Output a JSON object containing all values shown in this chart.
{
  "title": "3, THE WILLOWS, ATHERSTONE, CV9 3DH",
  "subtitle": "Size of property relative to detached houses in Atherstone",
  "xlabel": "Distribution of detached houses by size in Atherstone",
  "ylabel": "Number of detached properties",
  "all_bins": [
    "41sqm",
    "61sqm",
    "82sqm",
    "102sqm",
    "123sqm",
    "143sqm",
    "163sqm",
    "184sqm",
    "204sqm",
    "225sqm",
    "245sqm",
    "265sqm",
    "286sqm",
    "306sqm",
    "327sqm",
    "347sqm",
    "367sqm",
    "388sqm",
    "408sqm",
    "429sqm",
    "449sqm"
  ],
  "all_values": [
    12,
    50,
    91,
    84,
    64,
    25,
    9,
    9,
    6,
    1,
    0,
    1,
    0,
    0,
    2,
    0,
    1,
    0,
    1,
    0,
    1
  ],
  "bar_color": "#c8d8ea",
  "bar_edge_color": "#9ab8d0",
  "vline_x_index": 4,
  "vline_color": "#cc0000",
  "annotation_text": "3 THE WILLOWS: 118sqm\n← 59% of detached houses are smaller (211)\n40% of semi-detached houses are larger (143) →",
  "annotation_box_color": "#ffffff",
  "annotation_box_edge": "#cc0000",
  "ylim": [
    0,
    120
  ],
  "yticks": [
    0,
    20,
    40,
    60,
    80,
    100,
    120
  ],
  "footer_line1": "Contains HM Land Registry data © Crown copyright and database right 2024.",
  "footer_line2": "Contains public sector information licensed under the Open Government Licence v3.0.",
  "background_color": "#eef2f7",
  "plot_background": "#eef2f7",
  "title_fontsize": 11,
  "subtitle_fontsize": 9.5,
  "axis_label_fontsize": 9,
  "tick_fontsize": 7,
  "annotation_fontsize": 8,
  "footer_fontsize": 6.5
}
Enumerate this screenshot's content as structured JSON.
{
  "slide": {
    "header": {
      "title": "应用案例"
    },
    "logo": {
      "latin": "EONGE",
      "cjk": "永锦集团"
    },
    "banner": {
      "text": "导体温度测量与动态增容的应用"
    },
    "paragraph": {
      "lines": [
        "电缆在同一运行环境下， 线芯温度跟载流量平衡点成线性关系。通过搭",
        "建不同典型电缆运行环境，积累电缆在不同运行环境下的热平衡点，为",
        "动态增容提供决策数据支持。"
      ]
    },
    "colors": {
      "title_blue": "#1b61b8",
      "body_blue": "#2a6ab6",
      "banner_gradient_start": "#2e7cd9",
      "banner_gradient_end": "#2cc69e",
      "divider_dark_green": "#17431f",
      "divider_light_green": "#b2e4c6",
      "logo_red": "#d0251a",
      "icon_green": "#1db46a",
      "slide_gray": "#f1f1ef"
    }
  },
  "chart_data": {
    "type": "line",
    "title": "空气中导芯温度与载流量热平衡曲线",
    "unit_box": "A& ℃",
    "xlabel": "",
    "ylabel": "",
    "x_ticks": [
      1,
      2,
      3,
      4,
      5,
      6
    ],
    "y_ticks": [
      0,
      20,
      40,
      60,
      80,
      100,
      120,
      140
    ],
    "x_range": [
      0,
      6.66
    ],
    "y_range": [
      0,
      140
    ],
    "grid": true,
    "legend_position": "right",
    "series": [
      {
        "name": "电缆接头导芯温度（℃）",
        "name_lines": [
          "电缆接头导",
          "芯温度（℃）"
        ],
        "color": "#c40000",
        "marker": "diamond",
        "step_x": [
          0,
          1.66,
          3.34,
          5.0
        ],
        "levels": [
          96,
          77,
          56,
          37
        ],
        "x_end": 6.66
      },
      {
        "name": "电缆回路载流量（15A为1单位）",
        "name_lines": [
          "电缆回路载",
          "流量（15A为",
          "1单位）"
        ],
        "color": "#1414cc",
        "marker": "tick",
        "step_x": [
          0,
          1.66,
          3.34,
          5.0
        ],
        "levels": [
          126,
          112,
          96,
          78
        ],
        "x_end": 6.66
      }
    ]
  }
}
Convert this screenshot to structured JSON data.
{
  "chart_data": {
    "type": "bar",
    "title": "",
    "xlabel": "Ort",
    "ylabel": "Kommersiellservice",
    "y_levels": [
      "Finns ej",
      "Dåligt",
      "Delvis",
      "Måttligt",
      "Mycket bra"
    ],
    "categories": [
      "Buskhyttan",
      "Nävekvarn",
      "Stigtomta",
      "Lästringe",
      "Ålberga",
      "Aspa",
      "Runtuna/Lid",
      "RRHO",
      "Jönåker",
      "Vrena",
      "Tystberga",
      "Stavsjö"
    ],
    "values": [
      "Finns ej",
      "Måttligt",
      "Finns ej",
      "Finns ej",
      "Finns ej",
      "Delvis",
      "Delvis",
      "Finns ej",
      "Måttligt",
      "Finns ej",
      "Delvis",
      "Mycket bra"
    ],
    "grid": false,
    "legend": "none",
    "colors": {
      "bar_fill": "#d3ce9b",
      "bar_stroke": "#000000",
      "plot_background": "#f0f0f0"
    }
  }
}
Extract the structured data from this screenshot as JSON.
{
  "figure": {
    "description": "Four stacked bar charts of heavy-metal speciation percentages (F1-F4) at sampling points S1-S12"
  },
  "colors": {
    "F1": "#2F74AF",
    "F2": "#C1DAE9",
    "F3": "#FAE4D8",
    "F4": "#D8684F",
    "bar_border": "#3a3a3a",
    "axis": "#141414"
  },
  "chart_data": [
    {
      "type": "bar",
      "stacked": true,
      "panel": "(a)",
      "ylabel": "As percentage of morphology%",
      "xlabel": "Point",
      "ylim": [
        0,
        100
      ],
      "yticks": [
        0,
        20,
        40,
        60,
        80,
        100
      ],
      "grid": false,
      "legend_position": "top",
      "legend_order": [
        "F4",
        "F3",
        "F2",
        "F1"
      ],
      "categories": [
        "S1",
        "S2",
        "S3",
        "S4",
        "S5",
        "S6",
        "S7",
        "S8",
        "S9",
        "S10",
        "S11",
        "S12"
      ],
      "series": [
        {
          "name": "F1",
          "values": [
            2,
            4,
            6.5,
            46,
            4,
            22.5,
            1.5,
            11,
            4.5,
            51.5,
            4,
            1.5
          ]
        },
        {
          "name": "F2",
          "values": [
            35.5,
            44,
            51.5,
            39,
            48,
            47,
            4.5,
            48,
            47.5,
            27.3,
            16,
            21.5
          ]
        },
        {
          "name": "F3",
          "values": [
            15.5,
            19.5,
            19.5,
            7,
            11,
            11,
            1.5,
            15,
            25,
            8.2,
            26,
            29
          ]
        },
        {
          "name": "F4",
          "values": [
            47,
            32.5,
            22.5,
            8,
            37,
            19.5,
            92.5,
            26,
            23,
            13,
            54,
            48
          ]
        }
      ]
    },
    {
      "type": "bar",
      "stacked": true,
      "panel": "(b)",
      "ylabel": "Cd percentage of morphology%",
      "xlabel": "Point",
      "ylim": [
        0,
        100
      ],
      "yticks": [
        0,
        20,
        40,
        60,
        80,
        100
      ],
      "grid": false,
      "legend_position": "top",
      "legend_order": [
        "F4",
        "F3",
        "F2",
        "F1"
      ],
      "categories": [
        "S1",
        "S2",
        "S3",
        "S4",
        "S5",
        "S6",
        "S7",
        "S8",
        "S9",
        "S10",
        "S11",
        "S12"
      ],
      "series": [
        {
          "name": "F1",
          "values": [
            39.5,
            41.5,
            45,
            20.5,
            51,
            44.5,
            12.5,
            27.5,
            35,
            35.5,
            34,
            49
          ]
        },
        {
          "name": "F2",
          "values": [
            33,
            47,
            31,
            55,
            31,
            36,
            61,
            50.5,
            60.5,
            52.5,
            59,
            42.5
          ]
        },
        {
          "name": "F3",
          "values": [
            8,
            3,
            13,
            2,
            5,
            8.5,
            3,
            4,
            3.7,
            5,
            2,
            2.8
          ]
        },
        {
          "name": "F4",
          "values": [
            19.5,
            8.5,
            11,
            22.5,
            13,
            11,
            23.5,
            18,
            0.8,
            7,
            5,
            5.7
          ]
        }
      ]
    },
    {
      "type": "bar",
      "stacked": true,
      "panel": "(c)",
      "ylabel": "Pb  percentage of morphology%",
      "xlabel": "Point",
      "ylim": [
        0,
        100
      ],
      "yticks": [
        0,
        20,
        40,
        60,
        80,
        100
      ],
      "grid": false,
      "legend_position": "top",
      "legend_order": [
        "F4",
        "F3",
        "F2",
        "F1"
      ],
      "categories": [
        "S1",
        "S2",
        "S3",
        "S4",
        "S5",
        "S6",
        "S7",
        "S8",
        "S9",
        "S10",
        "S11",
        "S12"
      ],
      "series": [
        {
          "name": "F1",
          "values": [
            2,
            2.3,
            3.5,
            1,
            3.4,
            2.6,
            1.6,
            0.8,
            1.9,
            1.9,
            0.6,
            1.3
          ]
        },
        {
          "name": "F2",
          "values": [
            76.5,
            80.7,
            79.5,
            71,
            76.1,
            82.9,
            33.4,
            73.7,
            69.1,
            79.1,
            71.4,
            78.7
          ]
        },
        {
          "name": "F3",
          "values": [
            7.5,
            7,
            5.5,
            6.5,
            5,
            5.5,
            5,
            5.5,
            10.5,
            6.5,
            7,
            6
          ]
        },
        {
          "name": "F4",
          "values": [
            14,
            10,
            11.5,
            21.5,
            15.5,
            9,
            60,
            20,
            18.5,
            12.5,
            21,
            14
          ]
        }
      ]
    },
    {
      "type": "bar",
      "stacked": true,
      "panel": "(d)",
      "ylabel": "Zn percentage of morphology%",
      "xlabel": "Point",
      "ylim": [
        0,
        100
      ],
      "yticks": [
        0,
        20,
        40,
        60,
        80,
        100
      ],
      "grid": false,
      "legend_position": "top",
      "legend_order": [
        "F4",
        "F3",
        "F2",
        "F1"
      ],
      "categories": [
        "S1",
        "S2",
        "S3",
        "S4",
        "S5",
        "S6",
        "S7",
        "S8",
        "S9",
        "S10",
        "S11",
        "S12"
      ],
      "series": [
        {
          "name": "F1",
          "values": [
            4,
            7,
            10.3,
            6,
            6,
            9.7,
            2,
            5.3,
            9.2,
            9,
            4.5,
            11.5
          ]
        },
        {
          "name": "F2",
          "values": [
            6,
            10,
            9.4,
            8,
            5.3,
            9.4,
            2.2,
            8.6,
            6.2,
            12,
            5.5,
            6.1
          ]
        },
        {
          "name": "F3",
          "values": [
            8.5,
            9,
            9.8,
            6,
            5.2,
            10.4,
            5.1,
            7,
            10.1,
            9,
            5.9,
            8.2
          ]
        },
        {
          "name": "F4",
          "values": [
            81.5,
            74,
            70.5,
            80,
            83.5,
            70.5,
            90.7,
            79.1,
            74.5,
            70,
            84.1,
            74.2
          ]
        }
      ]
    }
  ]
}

**TO DO**
Pick each line holding the word "JSON" out of the data and copy it.

**WORKED ANSWER**
Output a JSON object containing all values shown in this chart.
Enumerate this screenshot's content as structured JSON.
Convert this screenshot to structured JSON data.
Extract the structured data from this screenshot as JSON.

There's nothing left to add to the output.